#### [TASK BRIEF]
Write out every record below exactly as it appears.

Dataset rows:
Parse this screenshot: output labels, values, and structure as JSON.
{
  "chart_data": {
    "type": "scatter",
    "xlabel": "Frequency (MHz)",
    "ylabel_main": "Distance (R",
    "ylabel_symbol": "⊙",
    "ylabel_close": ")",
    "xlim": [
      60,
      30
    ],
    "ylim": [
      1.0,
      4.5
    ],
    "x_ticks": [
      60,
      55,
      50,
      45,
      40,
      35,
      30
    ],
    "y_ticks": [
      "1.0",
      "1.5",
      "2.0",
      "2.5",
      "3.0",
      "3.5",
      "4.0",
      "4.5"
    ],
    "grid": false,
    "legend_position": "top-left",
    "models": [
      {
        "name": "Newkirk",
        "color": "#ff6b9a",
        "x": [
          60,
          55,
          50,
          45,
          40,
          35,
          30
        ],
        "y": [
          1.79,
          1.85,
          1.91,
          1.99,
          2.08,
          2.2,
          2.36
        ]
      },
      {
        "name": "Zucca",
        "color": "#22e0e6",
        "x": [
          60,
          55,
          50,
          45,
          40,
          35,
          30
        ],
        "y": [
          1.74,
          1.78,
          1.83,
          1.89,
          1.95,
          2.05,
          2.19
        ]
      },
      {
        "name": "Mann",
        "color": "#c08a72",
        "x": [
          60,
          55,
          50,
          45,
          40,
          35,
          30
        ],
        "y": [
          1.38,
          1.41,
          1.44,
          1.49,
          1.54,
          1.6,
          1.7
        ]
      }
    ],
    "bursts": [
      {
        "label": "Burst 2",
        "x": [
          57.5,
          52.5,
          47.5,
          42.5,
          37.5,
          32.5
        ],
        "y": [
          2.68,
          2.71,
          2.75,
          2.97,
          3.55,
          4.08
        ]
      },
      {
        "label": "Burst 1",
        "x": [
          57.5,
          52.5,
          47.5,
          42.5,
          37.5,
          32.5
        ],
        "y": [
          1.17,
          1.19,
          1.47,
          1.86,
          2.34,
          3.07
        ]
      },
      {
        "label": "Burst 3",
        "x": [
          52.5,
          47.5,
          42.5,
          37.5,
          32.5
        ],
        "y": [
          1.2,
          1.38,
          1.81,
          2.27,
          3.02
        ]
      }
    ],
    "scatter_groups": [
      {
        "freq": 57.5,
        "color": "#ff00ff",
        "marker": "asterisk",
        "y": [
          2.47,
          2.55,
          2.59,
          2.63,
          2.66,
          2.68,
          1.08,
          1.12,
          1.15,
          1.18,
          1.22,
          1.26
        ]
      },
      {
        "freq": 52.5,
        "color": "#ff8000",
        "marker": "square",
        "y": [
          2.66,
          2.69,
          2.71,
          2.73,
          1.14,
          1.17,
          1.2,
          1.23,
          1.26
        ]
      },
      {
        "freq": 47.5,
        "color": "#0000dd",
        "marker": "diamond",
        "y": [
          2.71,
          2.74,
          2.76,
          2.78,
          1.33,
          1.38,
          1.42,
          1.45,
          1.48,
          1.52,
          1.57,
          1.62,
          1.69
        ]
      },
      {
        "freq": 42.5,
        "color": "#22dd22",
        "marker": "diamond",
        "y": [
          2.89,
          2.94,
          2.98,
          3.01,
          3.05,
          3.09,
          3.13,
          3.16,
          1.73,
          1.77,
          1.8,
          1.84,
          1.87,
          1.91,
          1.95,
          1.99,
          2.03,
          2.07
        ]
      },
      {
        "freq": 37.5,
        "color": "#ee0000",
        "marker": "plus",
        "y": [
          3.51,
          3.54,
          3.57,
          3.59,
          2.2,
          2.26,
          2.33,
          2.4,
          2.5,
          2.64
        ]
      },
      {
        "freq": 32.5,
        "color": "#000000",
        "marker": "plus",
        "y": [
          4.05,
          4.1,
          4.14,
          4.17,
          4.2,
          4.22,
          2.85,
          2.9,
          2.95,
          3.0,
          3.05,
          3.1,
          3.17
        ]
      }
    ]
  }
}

#### [FULL RESPONSE]
Parse this screenshot: output labels, values, and structure as JSON.
{
  "chart_data": {
    "type": "scatter",
    "xlabel": "Frequency (MHz)",
    "ylabel_main": "Distance (R",
    "ylabel_symbol": "⊙",
    "ylabel_close": ")",
    "xlim": [
      60,
      30
    ],
    "ylim": [
      1.0,
      4.5
    ],
    "x_ticks": [
      60,
      55,
      50,
      45,
      40,
      35,
      30
    ],
    "y_ticks": [
      "1.0",
      "1.5",
      "2.0",
      "2.5",
      "3.0",
      "3.5",
      "4.0",
      "4.5"
    ],
    "grid": false,
    "legend_position": "top-left",
    "models": [
      {
        "name": "Newkirk",
        "color": "#ff6b9a",
        "x": [
          60,
          55,
          50,
          45,
          40,
          35,
          30
        ],
        "y": [
          1.79,
          1.85,
          1.91,
          1.99,
          2.08,
          2.2,
          2.36
        ]
      },
      {
        "name": "Zucca",
        "color": "#22e0e6",
        "x": [
          60,
          55,
          50,
          45,
          40,
          35,
          30
        ],
        "y": [
          1.74,
          1.78,
          1.83,
          1.89,
          1.95,
          2.05,
          2.19
        ]
      },
      {
        "name": "Mann",
        "color": "#c08a72",
        "x": [
          60,
          55,
          50,
          45,
          40,
          35,
          30
        ],
        "y": [
          1.38,
          1.41,
          1.44,
          1.49,
          1.54,
          1.6,
          1.7
        ]
      }
    ],
    "bursts": [
      {
        "label": "Burst 2",
        "x": [
          57.5,
          52.5,
          47.5,
          42.5,
          37.5,
          32.5
        ],
        "y": [
          2.68,
          2.71,
          2.75,
          2.97,
          3.55,
          4.08
        ]
      },
      {
        "label": "Burst 1",
        "x": [
          57.5,
          52.5,
          47.5,
          42.5,
          37.5,
          32.5
        ],
        "y": [
          1.17,
          1.19,
          1.47,
          1.86,
          2.34,
          3.07
        ]
      },
      {
        "label": "Burst 3",
        "x": [
          52.5,
          47.5,
          42.5,
          37.5,
          32.5
        ],
        "y": [
          1.2,
          1.38,
          1.81,
          2.27,
          3.02
        ]
      }
    ],
    "scatter_groups": [
      {
        "freq": 57.5,
        "color": "#ff00ff",
        "marker": "asterisk",
        "y": [
          2.47,
          2.55,
          2.59,
          2.63,
          2.66,
          2.68,
          1.08,
          1.12,
          1.15,
          1.18,
          1.22,
          1.26
        ]
      },
      {
        "freq": 52.5,
        "color": "#ff8000",
        "marker": "square",
        "y": [
          2.66,
          2.69,
          2.71,
          2.73,
          1.14,
          1.17,
          1.2,
          1.23,
          1.26
        ]
      },
      {
        "freq": 47.5,
        "color": "#0000dd",
        "marker": "diamond",
        "y": [
          2.71,
          2.74,
          2.76,
          2.78,
          1.33,
          1.38,
          1.42,
          1.45,
          1.48,
          1.52,
          1.57,
          1.62,
          1.69
        ]
      },
      {
        "freq": 42.5,
        "color": "#22dd22",
        "marker": "diamond",
        "y": [
          2.89,
          2.94,
          2.98,
          3.01,
          3.05,
          3.09,
          3.13,
          3.16,
          1.73,
          1.77,
          1.8,
          1.84,
          1.87,
          1.91,
          1.95,
          1.99,
          2.03,
          2.07
        ]
      },
      {
        "freq": 37.5,
        "color": "#ee0000",
        "marker": "plus",
        "y": [
          3.51,
          3.54,
          3.57,
          3.59,
          2.2,
          2.26,
          2.33,
          2.4,
          2.5,
          2.64
        ]
      },
      {
        "freq": 32.5,
        "color": "#000000",
        "marker": "plus",
        "y": [
          4.05,
          4.1,
          4.14,
          4.17,
          4.2,
          4.22,
          2.85,
          2.9,
          2.95,
          3.0,
          3.05,
          3.1,
          3.17
        ]
      }
    ]
  }
}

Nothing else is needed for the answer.